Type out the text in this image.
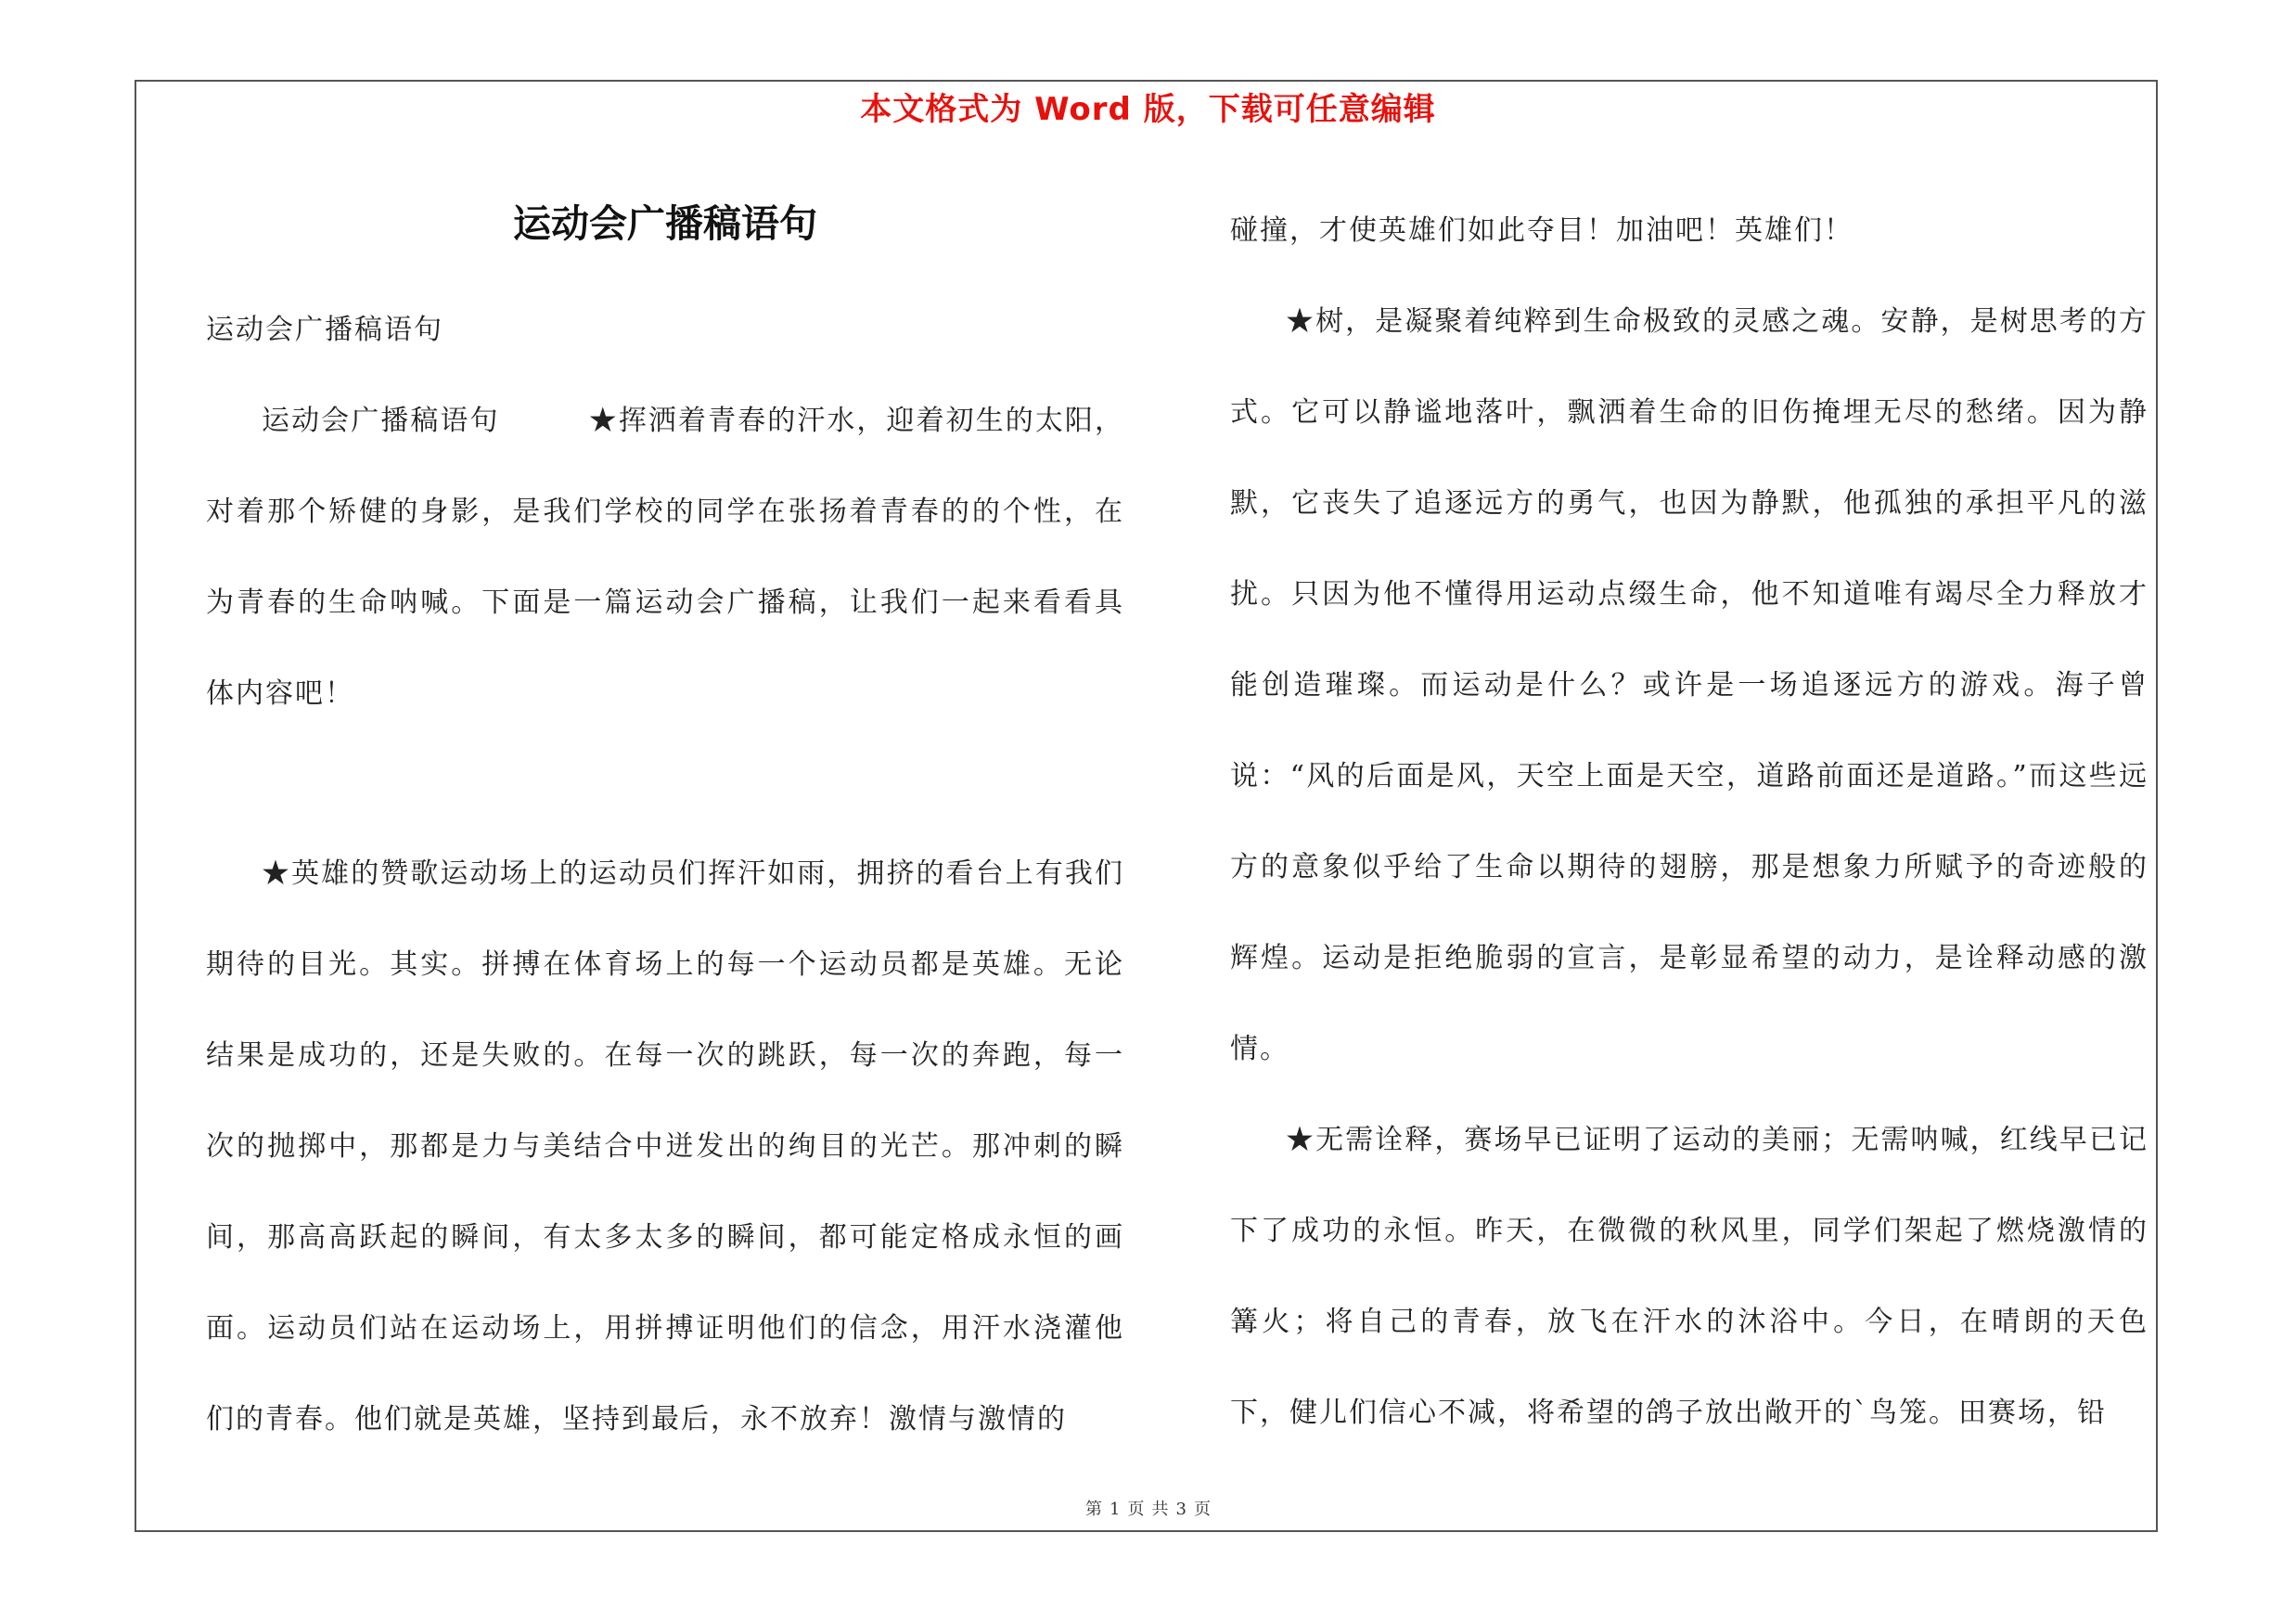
本文格式为 Word 版，下载可任意编辑
运动会广播稿语句

运动会广播稿语句

运动会广播稿语句　　　★挥洒着青春的汗水，迎着初生的太阳，对着那个矫健的身影，是我们学校的同学在张扬着青春的的个性，在为青春的生命呐喊。下面是一篇运动会广播稿，让我们一起来看看具体内容吧！

★英雄的赞歌运动场上的运动员们挥汗如雨，拥挤的看台上有我们期待的目光。其实。拼搏在体育场上的每一个运动员都是英雄。无论结果是成功的，还是失败的。在每一次的跳跃，每一次的奔跑，每一次的抛掷中，那都是力与美结合中迸发出的绚目的光芒。那冲刺的瞬间，那高高跃起的瞬间，有太多太多的瞬间，都可能定格成永恒的画面。运动员们站在运动场上，用拼搏证明他们的信念，用汗水浇灌他们的青春。他们就是英雄，坚持到最后，永不放弃！激情与激情的

碰撞，才使英雄们如此夺目！加油吧！英雄们！

★树，是凝聚着纯粹到生命极致的灵感之魂。安静，是树思考的方式。它可以静谧地落叶，飘洒着生命的旧伤掩埋无尽的愁绪。因为静默，它丧失了追逐远方的勇气，也因为静默，他孤独的承担平凡的滋扰。只因为他不懂得用运动点缀生命，他不知道唯有竭尽全力释放才能创造璀璨。而运动是什么？或许是一场追逐远方的游戏。海子曾说：“风的后面是风，天空上面是天空，道路前面还是道路。”而这些远方的意象似乎给了生命以期待的翅膀，那是想象力所赋予的奇迹般的辉煌。运动是拒绝脆弱的宣言，是彰显希望的动力，是诠释动感的激情。

★无需诠释，赛场早已证明了运动的美丽；无需呐喊，红线早已记下了成功的永恒。昨天，在微微的秋风里，同学们架起了燃烧激情的篝火；将自己的青春，放飞在汗水的沐浴中。今日，在晴朗的天色下，健儿们信心不减，将希望的鸽子放出敞开的`鸟笼。田赛场，铅

第 1 页 共 3 页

» **Requirement**
Go through the listing above and write it out again exactly, dropping the pictures.

» **Solution for this problem**
Type out the text in this image.
本文格式为 Word 版，下载可任意编辑
运动会广播稿语句

运动会广播稿语句

运动会广播稿语句　　　★挥洒着青春的汗水，迎着初生的太阳，对着那个矫健的身影，是我们学校的同学在张扬着青春的的个性，在为青春的生命呐喊。下面是一篇运动会广播稿，让我们一起来看看具体内容吧！

★英雄的赞歌运动场上的运动员们挥汗如雨，拥挤的看台上有我们期待的目光。其实。拼搏在体育场上的每一个运动员都是英雄。无论结果是成功的，还是失败的。在每一次的跳跃，每一次的奔跑，每一次的抛掷中，那都是力与美结合中迸发出的绚目的光芒。那冲刺的瞬间，那高高跃起的瞬间，有太多太多的瞬间，都可能定格成永恒的画面。运动员们站在运动场上，用拼搏证明他们的信念，用汗水浇灌他们的青春。他们就是英雄，坚持到最后，永不放弃！激情与激情的

碰撞，才使英雄们如此夺目！加油吧！英雄们！

★树，是凝聚着纯粹到生命极致的灵感之魂。安静，是树思考的方式。它可以静谧地落叶，飘洒着生命的旧伤掩埋无尽的愁绪。因为静默，它丧失了追逐远方的勇气，也因为静默，他孤独的承担平凡的滋扰。只因为他不懂得用运动点缀生命，他不知道唯有竭尽全力释放才能创造璀璨。而运动是什么？或许是一场追逐远方的游戏。海子曾说：“风的后面是风，天空上面是天空，道路前面还是道路。”而这些远方的意象似乎给了生命以期待的翅膀，那是想象力所赋予的奇迹般的辉煌。运动是拒绝脆弱的宣言，是彰显希望的动力，是诠释动感的激情。

★无需诠释，赛场早已证明了运动的美丽；无需呐喊，红线早已记下了成功的永恒。昨天，在微微的秋风里，同学们架起了燃烧激情的篝火；将自己的青春，放飞在汗水的沐浴中。今日，在晴朗的天色下，健儿们信心不减，将希望的鸽子放出敞开的`鸟笼。田赛场，铅

第 1 页 共 3 页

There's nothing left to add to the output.